- [Required task]: Pictures aside, repeat every entry exactly.

- [Dataset rows]:
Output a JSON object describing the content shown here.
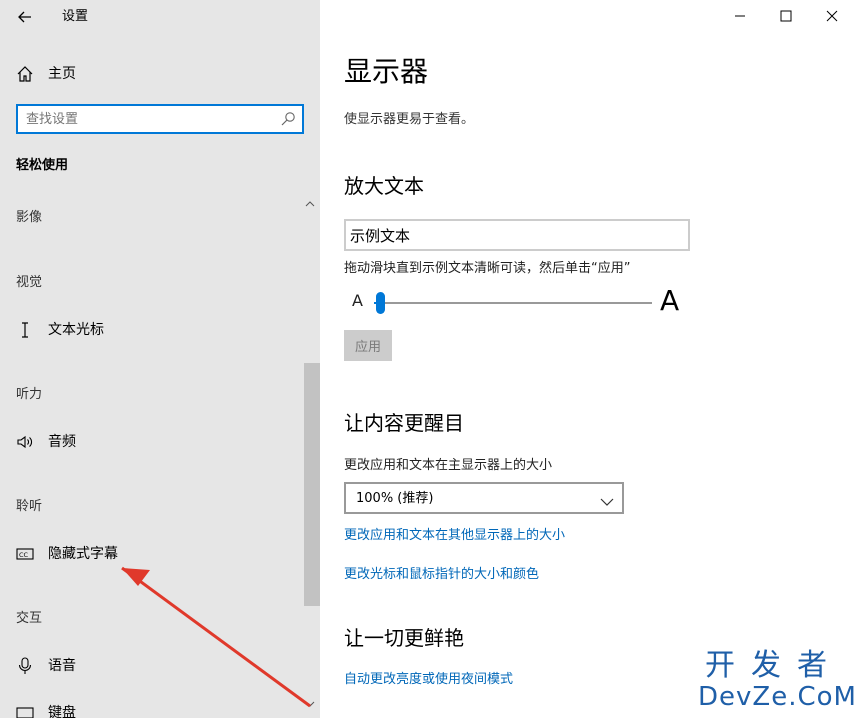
{
  "window": {
    "title": "设置",
    "controls": {
      "minimize": "—",
      "maximize": "☐",
      "close": "✕"
    }
  },
  "sidebar": {
    "back_icon": "back-arrow-icon",
    "home": {
      "label": "主页",
      "icon": "home-icon"
    },
    "search": {
      "placeholder": "查找设置",
      "icon": "search-icon"
    },
    "section_title": "轻松使用",
    "categories": {
      "imaging": "影像",
      "vision": "视觉",
      "hearing": "听力",
      "listening": "聆听",
      "interaction": "交互"
    },
    "items": {
      "text_cursor": {
        "label": "文本光标",
        "icon": "text-cursor-icon"
      },
      "audio": {
        "label": "音频",
        "icon": "speaker-icon"
      },
      "captions": {
        "label": "隐藏式字幕",
        "icon": "closed-captions-icon"
      },
      "speech": {
        "label": "语音",
        "icon": "microphone-icon"
      },
      "keyboard": {
        "label": "键盘",
        "icon": "keyboard-icon"
      }
    },
    "annotation_arrow_color": "#e0392b"
  },
  "main": {
    "title": "显示器",
    "subtitle": "使显示器更易于查看。",
    "enlarge_text": {
      "heading": "放大文本",
      "sample_text": "示例文本",
      "hint": "拖动滑块直到示例文本清晰可读，然后单击“应用”",
      "slider_small_label": "A",
      "slider_large_label": "A",
      "slider_value_fraction": 0.02,
      "apply_label": "应用"
    },
    "make_bigger": {
      "heading": "让内容更醒目",
      "scale_label": "更改应用和文本在主显示器上的大小",
      "scale_value": "100% (推荐)",
      "link_other_displays": "更改应用和文本在其他显示器上的大小",
      "link_cursor": "更改光标和鼠标指针的大小和颜色"
    },
    "brighter": {
      "heading": "让一切更鲜艳",
      "link_brightness": "自动更改亮度或使用夜间模式"
    }
  },
  "watermark": {
    "top": "开发者",
    "bottom": "DevZe.CoM"
  },
  "colors": {
    "accent": "#0078d7",
    "link": "#0067b8",
    "sidebar_bg": "#e6e6e6",
    "watermark": "#1f5fa8"
  }
}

- [Result of the task]:
Output a JSON object describing the content shown here.
{
  "window": {
    "title": "设置",
    "controls": {
      "minimize": "—",
      "maximize": "☐",
      "close": "✕"
    }
  },
  "sidebar": {
    "back_icon": "back-arrow-icon",
    "home": {
      "label": "主页",
      "icon": "home-icon"
    },
    "search": {
      "placeholder": "查找设置",
      "icon": "search-icon"
    },
    "section_title": "轻松使用",
    "categories": {
      "imaging": "影像",
      "vision": "视觉",
      "hearing": "听力",
      "listening": "聆听",
      "interaction": "交互"
    },
    "items": {
      "text_cursor": {
        "label": "文本光标",
        "icon": "text-cursor-icon"
      },
      "audio": {
        "label": "音频",
        "icon": "speaker-icon"
      },
      "captions": {
        "label": "隐藏式字幕",
        "icon": "closed-captions-icon"
      },
      "speech": {
        "label": "语音",
        "icon": "microphone-icon"
      },
      "keyboard": {
        "label": "键盘",
        "icon": "keyboard-icon"
      }
    },
    "annotation_arrow_color": "#e0392b"
  },
  "main": {
    "title": "显示器",
    "subtitle": "使显示器更易于查看。",
    "enlarge_text": {
      "heading": "放大文本",
      "sample_text": "示例文本",
      "hint": "拖动滑块直到示例文本清晰可读，然后单击“应用”",
      "slider_small_label": "A",
      "slider_large_label": "A",
      "slider_value_fraction": 0.02,
      "apply_label": "应用"
    },
    "make_bigger": {
      "heading": "让内容更醒目",
      "scale_label": "更改应用和文本在主显示器上的大小",
      "scale_value": "100% (推荐)",
      "link_other_displays": "更改应用和文本在其他显示器上的大小",
      "link_cursor": "更改光标和鼠标指针的大小和颜色"
    },
    "brighter": {
      "heading": "让一切更鲜艳",
      "link_brightness": "自动更改亮度或使用夜间模式"
    }
  },
  "watermark": {
    "top": "开发者",
    "bottom": "DevZe.CoM"
  },
  "colors": {
    "accent": "#0078d7",
    "link": "#0067b8",
    "sidebar_bg": "#e6e6e6",
    "watermark": "#1f5fa8"
  }
}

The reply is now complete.